__YOUR INSTRUCTIONS__: Edit the data below so that "hasAccess" becomes "canAccess", and keep every other line unchanged.
**** THE INPUT
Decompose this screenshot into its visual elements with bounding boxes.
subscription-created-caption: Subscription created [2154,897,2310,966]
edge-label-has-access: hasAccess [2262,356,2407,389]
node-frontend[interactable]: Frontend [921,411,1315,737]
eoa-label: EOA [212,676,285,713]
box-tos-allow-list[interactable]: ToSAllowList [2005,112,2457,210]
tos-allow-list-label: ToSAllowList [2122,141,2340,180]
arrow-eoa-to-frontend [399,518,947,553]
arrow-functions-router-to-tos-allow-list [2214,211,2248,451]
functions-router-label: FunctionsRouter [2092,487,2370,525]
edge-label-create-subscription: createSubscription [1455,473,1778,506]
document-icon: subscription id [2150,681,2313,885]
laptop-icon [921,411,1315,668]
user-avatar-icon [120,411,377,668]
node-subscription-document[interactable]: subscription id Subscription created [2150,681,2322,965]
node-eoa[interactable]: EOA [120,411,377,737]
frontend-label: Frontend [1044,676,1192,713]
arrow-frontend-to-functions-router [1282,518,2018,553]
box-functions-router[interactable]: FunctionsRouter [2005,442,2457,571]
********
__FINISHED ANSWER__:
Decompose this screenshot into its visual elements with bounding boxes.
subscription-created-caption: Subscription created [2154,897,2310,966]
edge-label-has-access: canAccess [2262,356,2407,389]
node-frontend[interactable]: Frontend [921,411,1315,737]
eoa-label: EOA [212,676,285,713]
box-tos-allow-list[interactable]: ToSAllowList [2005,112,2457,210]
tos-allow-list-label: ToSAllowList [2122,141,2340,180]
arrow-eoa-to-frontend [399,518,947,553]
arrow-functions-router-to-tos-allow-list [2214,211,2248,451]
functions-router-label: FunctionsRouter [2092,487,2370,525]
edge-label-create-subscription: createSubscription [1455,473,1778,506]
document-icon: subscription id [2150,681,2313,885]
laptop-icon [921,411,1315,668]
user-avatar-icon [120,411,377,668]
node-subscription-document[interactable]: subscription id Subscription created [2150,681,2322,965]
node-eoa[interactable]: EOA [120,411,377,737]
frontend-label: Frontend [1044,676,1192,713]
arrow-frontend-to-functions-router [1282,518,2018,553]
box-functions-router[interactable]: FunctionsRouter [2005,442,2457,571]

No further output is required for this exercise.